***** Task inputs *****

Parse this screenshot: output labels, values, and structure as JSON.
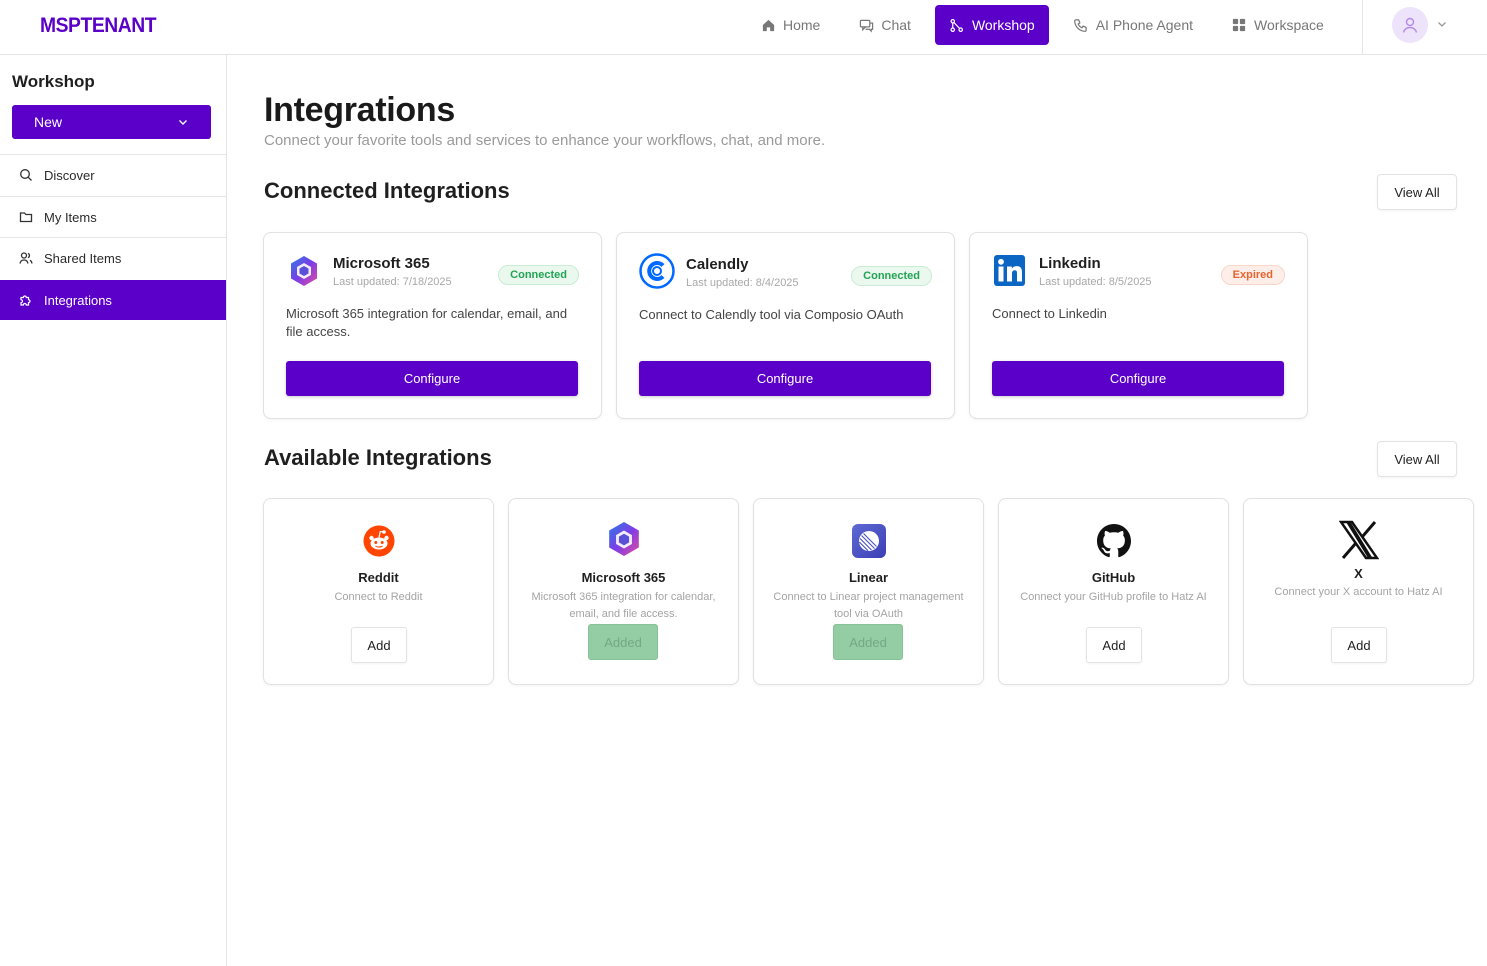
{
  "header": {
    "logo": "MSPTENANT",
    "nav": [
      {
        "label": "Home",
        "icon": "home-icon"
      },
      {
        "label": "Chat",
        "icon": "chat-icon"
      },
      {
        "label": "Workshop",
        "icon": "workflow-icon",
        "active": true
      },
      {
        "label": "AI Phone Agent",
        "icon": "phone-icon"
      },
      {
        "label": "Workspace",
        "icon": "grid-icon"
      }
    ]
  },
  "sidebar": {
    "title": "Workshop",
    "new_button": "New",
    "items": [
      {
        "label": "Discover",
        "icon": "search-icon"
      },
      {
        "label": "My Items",
        "icon": "folder-icon"
      },
      {
        "label": "Shared Items",
        "icon": "users-icon"
      },
      {
        "label": "Integrations",
        "icon": "puzzle-icon",
        "active": true
      }
    ]
  },
  "main": {
    "title": "Integrations",
    "subtitle": "Connect your favorite tools and services to enhance your workflows, chat, and more.",
    "connected": {
      "title": "Connected Integrations",
      "view_all": "View All",
      "cards": [
        {
          "name": "Microsoft 365",
          "updated": "Last updated: 7/18/2025",
          "status": "Connected",
          "desc": "Microsoft 365 integration for calendar, email, and file access.",
          "button": "Configure"
        },
        {
          "name": "Calendly",
          "updated": "Last updated: 8/4/2025",
          "status": "Connected",
          "desc": "Connect to Calendly tool via Composio OAuth",
          "button": "Configure"
        },
        {
          "name": "Linkedin",
          "updated": "Last updated: 8/5/2025",
          "status": "Expired",
          "desc": "Connect to Linkedin",
          "button": "Configure"
        }
      ]
    },
    "available": {
      "title": "Available Integrations",
      "view_all": "View All",
      "cards": [
        {
          "name": "Reddit",
          "desc": "Connect to Reddit",
          "button": "Add"
        },
        {
          "name": "Microsoft 365",
          "desc": "Microsoft 365 integration for calendar, email, and file access.",
          "button": "Added"
        },
        {
          "name": "Linear",
          "desc": "Connect to Linear project management tool via OAuth",
          "button": "Added"
        },
        {
          "name": "GitHub",
          "desc": "Connect your GitHub profile to Hatz AI",
          "button": "Add"
        },
        {
          "name": "X",
          "desc": "Connect your X account to Hatz AI",
          "button": "Add"
        }
      ]
    }
  },
  "colors": {
    "brand": "#5b00c8",
    "connected": "#23a455",
    "expired": "#e5632e",
    "added": "#94cca3"
  }
}
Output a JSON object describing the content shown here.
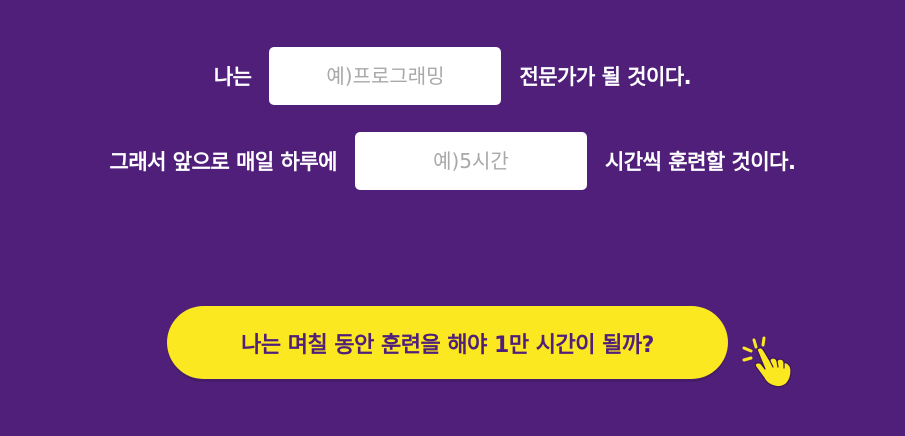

*****

» **Task to carry out**:
Using the material above, work out how many lines contain the string "Linear". Give that number alone.

» **Answer in full**:
2